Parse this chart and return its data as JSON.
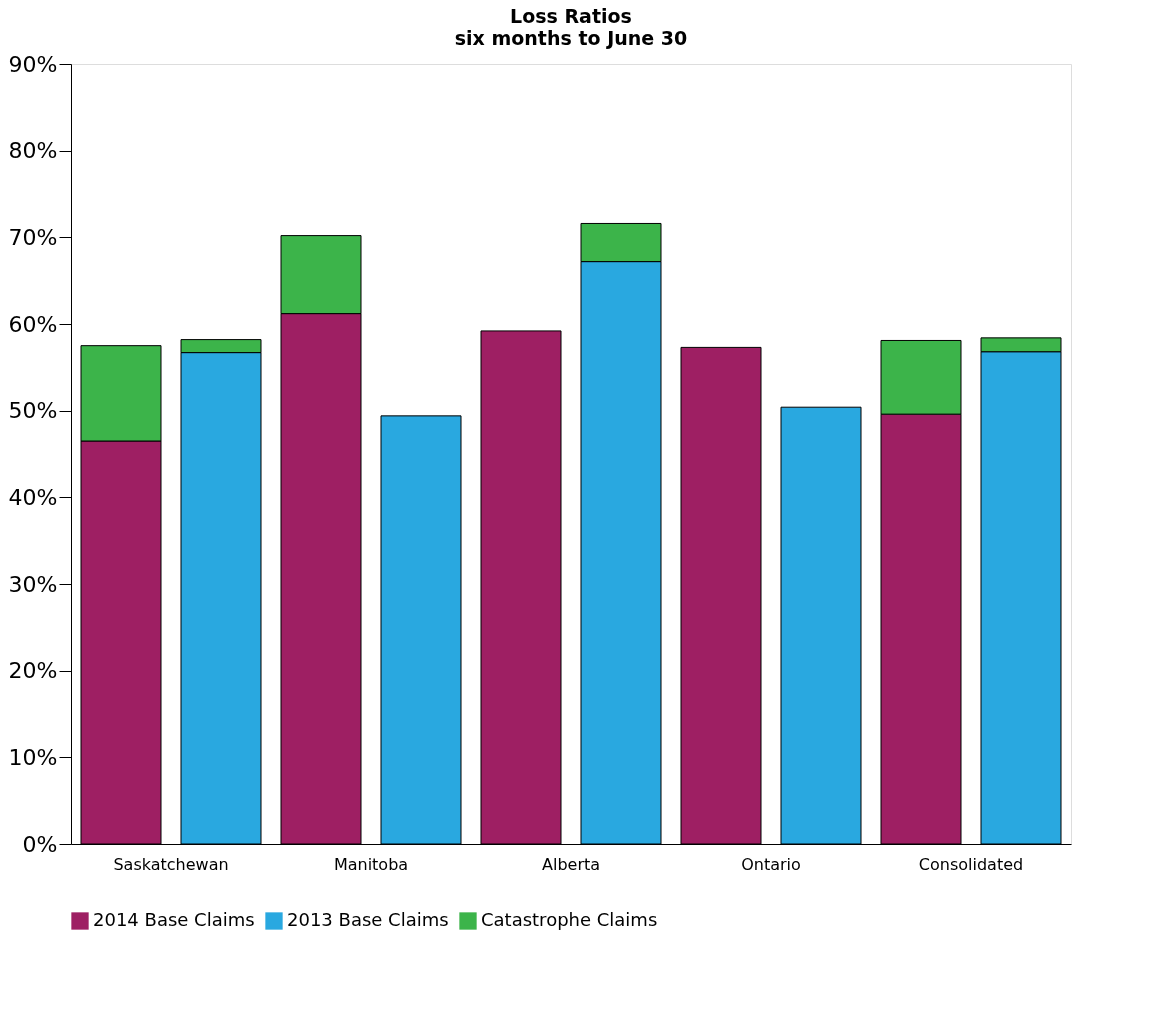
{
  "chart_data": {
    "type": "bar",
    "title": "Loss Ratios",
    "subtitle": "six months to June 30",
    "categories": [
      "Saskatchewan",
      null,
      "Manitoba",
      null,
      "Alberta",
      null,
      "Ontario",
      null,
      "Consolidated",
      null
    ],
    "series": [
      {
        "name": "2014 Base Claims",
        "color": "#9e1f63",
        "values": [
          46.5,
          null,
          61.2,
          null,
          59.2,
          null,
          57.3,
          null,
          49.6,
          null
        ]
      },
      {
        "name": "2013 Base Claims",
        "color": "#29a8e0",
        "values": [
          null,
          56.7,
          null,
          49.4,
          null,
          67.2,
          null,
          50.4,
          null,
          56.8
        ]
      },
      {
        "name": "Catastrophe Claims",
        "color": "#3cb44a",
        "values": [
          11.0,
          1.5,
          9.0,
          null,
          null,
          4.4,
          null,
          null,
          8.5,
          1.6
        ]
      }
    ],
    "ylim": [
      0,
      90
    ],
    "yticks": [
      {
        "value": 0,
        "label": "0%"
      },
      {
        "value": 10,
        "label": "10%"
      },
      {
        "value": 20,
        "label": "20%"
      },
      {
        "value": 30,
        "label": "30%"
      },
      {
        "value": 40,
        "label": "40%"
      },
      {
        "value": 50,
        "label": "50%"
      },
      {
        "value": 60,
        "label": "60%"
      },
      {
        "value": 70,
        "label": "70%"
      },
      {
        "value": 80,
        "label": "80%"
      },
      {
        "value": 90,
        "label": "90%"
      }
    ],
    "stacked": true,
    "grid": false,
    "legend": "bottom"
  }
}
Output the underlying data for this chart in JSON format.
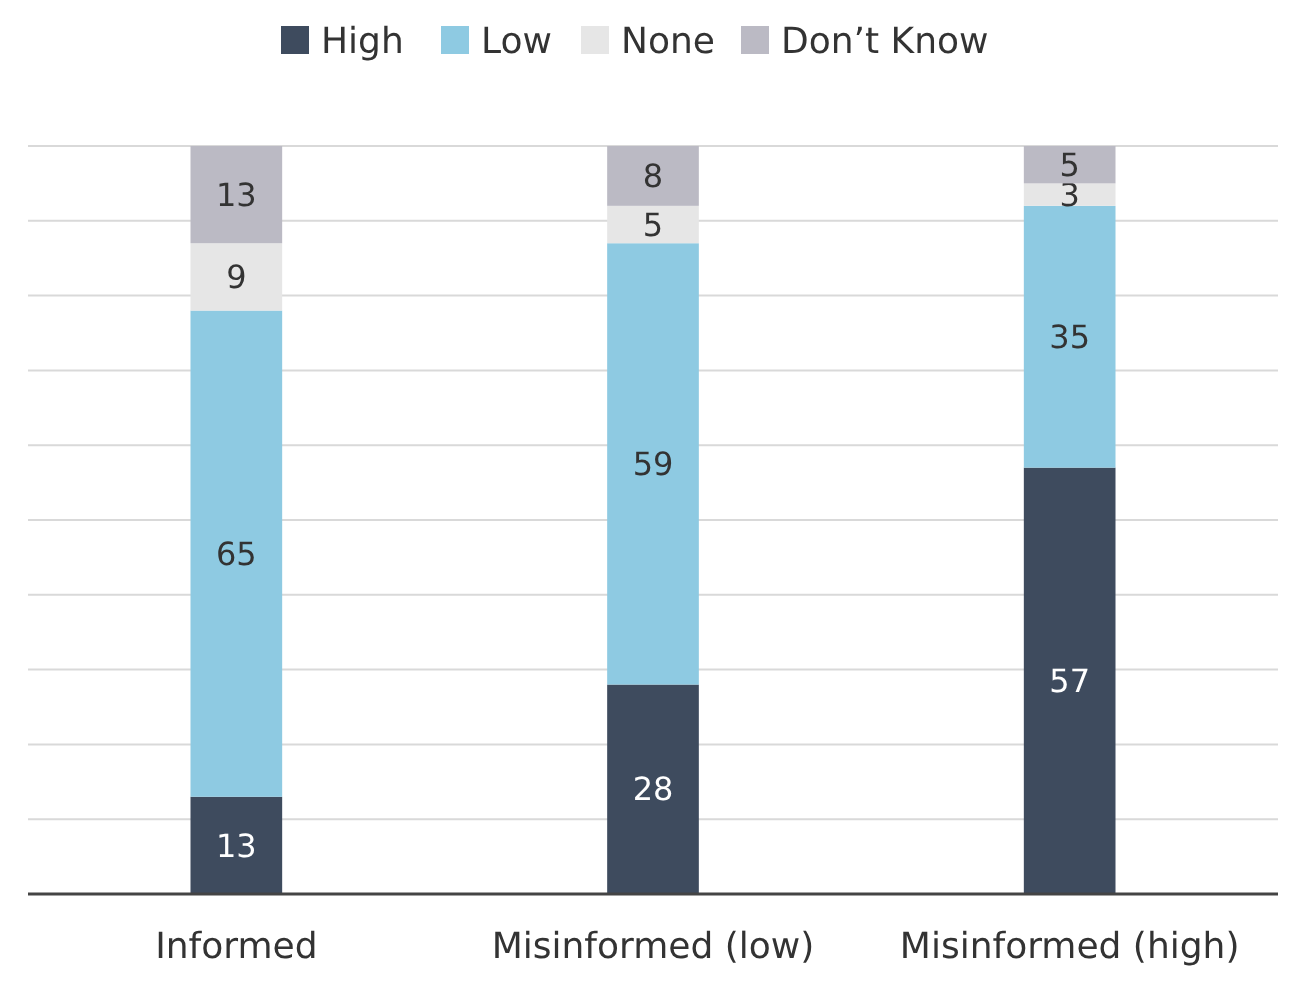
{
  "chart_data": {
    "type": "bar",
    "stacked": true,
    "categories": [
      "Informed",
      "Misinformed (low)",
      "Misinformed (high)"
    ],
    "series": [
      {
        "name": "High",
        "color": "#3e4b5e",
        "values": [
          13,
          28,
          57
        ]
      },
      {
        "name": "Low",
        "color": "#8ecae2",
        "values": [
          65,
          59,
          35
        ]
      },
      {
        "name": "None",
        "color": "#e6e6e6",
        "values": [
          9,
          5,
          3
        ]
      },
      {
        "name": "Don’t Know",
        "color": "#bbbac4",
        "values": [
          13,
          8,
          5
        ]
      }
    ],
    "ylim": [
      0,
      100
    ],
    "yticks": [
      {
        "value": 0,
        "label": null
      },
      {
        "value": 10,
        "label": null
      },
      {
        "value": 20,
        "label": null
      },
      {
        "value": 30,
        "label": null
      },
      {
        "value": 40,
        "label": null
      },
      {
        "value": 50,
        "label": null
      },
      {
        "value": 60,
        "label": null
      },
      {
        "value": 70,
        "label": null
      },
      {
        "value": 80,
        "label": null
      },
      {
        "value": 90,
        "label": null
      },
      {
        "value": 100,
        "label": null
      }
    ],
    "grid": "y",
    "legend": "top",
    "data_labels": true,
    "tick_labels": "x"
  }
}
┄┄┄┄┄┄┄┄┄┄
Output the data above without changes, apart from leaving out the pictures.

Parse this chart and return its data as JSON.
{
  "chart_data": {
    "type": "bar",
    "title": "Loss Ratios",
    "subtitle": "six months to June 30",
    "categories": [
      "Saskatchewan",
      null,
      "Manitoba",
      null,
      "Alberta",
      null,
      "Ontario",
      null,
      "Consolidated",
      null
    ],
    "series": [
      {
        "name": "2014 Base Claims",
        "color": "#9e1f63",
        "values": [
          46.5,
          null,
          61.2,
          null,
          59.2,
          null,
          57.3,
          null,
          49.6,
          null
        ]
      },
      {
        "name": "2013 Base Claims",
        "color": "#29a8e0",
        "values": [
          null,
          56.7,
          null,
          49.4,
          null,
          67.2,
          null,
          50.4,
          null,
          56.8
        ]
      },
      {
        "name": "Catastrophe Claims",
        "color": "#3cb44a",
        "values": [
          11.0,
          1.5,
          9.0,
          null,
          null,
          4.4,
          null,
          null,
          8.5,
          1.6
        ]
      }
    ],
    "ylim": [
      0,
      90
    ],
    "yticks": [
      {
        "value": 0,
        "label": "0%"
      },
      {
        "value": 10,
        "label": "10%"
      },
      {
        "value": 20,
        "label": "20%"
      },
      {
        "value": 30,
        "label": "30%"
      },
      {
        "value": 40,
        "label": "40%"
      },
      {
        "value": 50,
        "label": "50%"
      },
      {
        "value": 60,
        "label": "60%"
      },
      {
        "value": 70,
        "label": "70%"
      },
      {
        "value": 80,
        "label": "80%"
      },
      {
        "value": 90,
        "label": "90%"
      }
    ],
    "stacked": true,
    "grid": false,
    "legend": "bottom"
  }
}
Output the underlying data for this chart in JSON format.
{
  "chart_data": {
    "type": "bar",
    "stacked": true,
    "categories": [
      "Informed",
      "Misinformed (low)",
      "Misinformed (high)"
    ],
    "series": [
      {
        "name": "High",
        "color": "#3e4b5e",
        "values": [
          13,
          28,
          57
        ]
      },
      {
        "name": "Low",
        "color": "#8ecae2",
        "values": [
          65,
          59,
          35
        ]
      },
      {
        "name": "None",
        "color": "#e6e6e6",
        "values": [
          9,
          5,
          3
        ]
      },
      {
        "name": "Don’t Know",
        "color": "#bbbac4",
        "values": [
          13,
          8,
          5
        ]
      }
    ],
    "ylim": [
      0,
      100
    ],
    "yticks": [
      {
        "value": 0,
        "label": null
      },
      {
        "value": 10,
        "label": null
      },
      {
        "value": 20,
        "label": null
      },
      {
        "value": 30,
        "label": null
      },
      {
        "value": 40,
        "label": null
      },
      {
        "value": 50,
        "label": null
      },
      {
        "value": 60,
        "label": null
      },
      {
        "value": 70,
        "label": null
      },
      {
        "value": 80,
        "label": null
      },
      {
        "value": 90,
        "label": null
      },
      {
        "value": 100,
        "label": null
      }
    ],
    "grid": "y",
    "legend": "top",
    "data_labels": true,
    "tick_labels": "x"
  }
}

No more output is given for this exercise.